_Required task:_ Please reproduce the rows below, starting from the first one and ending with the line containing "svg-text:1.0: 1.0 [519, 278, 541, 294]", with both of those lines included.

_Supplied entries:_
● ● ● ●

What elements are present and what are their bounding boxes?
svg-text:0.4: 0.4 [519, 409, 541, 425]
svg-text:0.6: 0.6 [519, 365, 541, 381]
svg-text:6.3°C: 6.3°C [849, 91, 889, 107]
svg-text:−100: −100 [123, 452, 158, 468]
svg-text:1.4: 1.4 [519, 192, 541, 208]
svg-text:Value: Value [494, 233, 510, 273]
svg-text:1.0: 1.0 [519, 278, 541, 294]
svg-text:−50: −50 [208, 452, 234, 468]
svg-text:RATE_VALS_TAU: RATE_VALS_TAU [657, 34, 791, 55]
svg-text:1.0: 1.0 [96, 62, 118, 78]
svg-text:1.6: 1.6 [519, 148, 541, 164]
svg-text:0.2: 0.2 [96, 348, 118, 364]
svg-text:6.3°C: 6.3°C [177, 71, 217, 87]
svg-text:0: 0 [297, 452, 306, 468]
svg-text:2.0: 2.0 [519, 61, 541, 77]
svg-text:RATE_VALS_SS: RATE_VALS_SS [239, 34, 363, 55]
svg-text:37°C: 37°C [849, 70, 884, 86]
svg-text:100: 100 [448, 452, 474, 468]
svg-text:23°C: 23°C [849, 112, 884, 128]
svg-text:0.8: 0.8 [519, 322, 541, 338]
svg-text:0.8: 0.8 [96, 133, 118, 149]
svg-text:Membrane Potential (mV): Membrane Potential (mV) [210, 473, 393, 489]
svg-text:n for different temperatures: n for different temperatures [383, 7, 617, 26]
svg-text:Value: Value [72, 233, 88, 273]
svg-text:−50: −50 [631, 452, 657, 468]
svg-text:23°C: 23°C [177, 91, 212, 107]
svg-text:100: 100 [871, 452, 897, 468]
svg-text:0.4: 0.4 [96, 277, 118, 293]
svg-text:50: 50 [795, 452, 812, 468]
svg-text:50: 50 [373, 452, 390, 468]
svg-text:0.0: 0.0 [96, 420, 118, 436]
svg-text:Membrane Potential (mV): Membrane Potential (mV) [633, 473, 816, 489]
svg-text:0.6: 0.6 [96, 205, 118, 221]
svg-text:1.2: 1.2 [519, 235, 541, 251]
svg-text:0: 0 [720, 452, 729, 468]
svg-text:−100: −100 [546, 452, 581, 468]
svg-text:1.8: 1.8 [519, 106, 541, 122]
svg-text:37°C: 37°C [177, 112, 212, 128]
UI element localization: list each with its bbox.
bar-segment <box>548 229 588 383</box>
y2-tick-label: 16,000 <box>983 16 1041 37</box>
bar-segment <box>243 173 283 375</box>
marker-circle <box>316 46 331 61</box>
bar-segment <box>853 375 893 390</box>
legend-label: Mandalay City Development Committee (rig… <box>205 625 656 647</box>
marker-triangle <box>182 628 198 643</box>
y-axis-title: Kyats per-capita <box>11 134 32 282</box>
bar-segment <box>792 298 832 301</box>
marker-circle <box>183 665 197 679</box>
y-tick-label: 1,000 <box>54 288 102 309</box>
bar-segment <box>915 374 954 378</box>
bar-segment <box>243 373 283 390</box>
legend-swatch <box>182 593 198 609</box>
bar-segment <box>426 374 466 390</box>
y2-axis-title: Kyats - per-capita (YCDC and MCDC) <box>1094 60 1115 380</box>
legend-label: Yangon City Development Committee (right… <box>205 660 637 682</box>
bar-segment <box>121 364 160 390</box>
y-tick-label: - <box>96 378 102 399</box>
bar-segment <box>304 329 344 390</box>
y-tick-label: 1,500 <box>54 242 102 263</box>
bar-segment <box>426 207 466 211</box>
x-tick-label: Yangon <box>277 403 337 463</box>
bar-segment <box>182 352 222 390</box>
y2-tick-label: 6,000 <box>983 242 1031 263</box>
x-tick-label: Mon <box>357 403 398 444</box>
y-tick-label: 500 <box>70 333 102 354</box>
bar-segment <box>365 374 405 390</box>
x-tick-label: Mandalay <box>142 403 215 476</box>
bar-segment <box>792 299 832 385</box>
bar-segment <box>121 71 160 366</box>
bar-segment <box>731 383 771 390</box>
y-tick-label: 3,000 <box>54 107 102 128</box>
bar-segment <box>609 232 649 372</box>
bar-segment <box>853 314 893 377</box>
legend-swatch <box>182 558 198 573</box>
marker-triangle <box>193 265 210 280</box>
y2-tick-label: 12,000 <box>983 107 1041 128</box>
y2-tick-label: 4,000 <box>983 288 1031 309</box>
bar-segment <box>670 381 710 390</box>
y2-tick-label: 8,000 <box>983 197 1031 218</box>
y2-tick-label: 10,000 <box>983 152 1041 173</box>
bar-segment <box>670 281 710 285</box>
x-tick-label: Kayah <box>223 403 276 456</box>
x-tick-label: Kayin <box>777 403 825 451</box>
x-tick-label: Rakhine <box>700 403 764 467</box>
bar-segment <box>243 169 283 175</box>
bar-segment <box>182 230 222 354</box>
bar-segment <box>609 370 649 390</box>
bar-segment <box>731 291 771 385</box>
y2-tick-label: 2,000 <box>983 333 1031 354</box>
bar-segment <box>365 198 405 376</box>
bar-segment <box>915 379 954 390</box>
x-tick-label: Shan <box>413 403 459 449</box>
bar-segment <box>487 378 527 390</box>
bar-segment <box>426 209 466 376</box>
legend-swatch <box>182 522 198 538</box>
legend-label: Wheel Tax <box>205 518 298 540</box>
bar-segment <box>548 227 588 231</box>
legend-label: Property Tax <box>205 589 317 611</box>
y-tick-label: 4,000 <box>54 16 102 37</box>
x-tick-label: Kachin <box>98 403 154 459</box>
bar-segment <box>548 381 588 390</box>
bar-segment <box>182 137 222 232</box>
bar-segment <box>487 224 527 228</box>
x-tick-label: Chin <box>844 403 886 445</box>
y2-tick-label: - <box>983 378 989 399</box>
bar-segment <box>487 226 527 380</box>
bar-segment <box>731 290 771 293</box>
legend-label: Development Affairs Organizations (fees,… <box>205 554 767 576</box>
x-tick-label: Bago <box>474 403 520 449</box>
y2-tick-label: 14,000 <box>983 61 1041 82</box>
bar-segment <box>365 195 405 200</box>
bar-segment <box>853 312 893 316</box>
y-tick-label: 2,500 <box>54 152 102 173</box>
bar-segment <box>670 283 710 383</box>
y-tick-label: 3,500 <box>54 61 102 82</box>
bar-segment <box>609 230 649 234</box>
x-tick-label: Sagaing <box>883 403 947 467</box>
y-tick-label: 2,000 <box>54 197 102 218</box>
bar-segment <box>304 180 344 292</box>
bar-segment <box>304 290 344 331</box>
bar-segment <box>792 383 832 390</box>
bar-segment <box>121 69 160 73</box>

● ● ● ●

_Answer to this problem:_
What elements are present and what are their bounding boxes?
svg-text:0.4: 0.4 [519, 409, 541, 425]
svg-text:0.6: 0.6 [519, 365, 541, 381]
svg-text:6.3°C: 6.3°C [849, 91, 889, 107]
svg-text:−100: −100 [123, 452, 158, 468]
svg-text:1.4: 1.4 [519, 192, 541, 208]
svg-text:Value: Value [494, 233, 510, 273]
svg-text:1.0: 1.0 [519, 278, 541, 294]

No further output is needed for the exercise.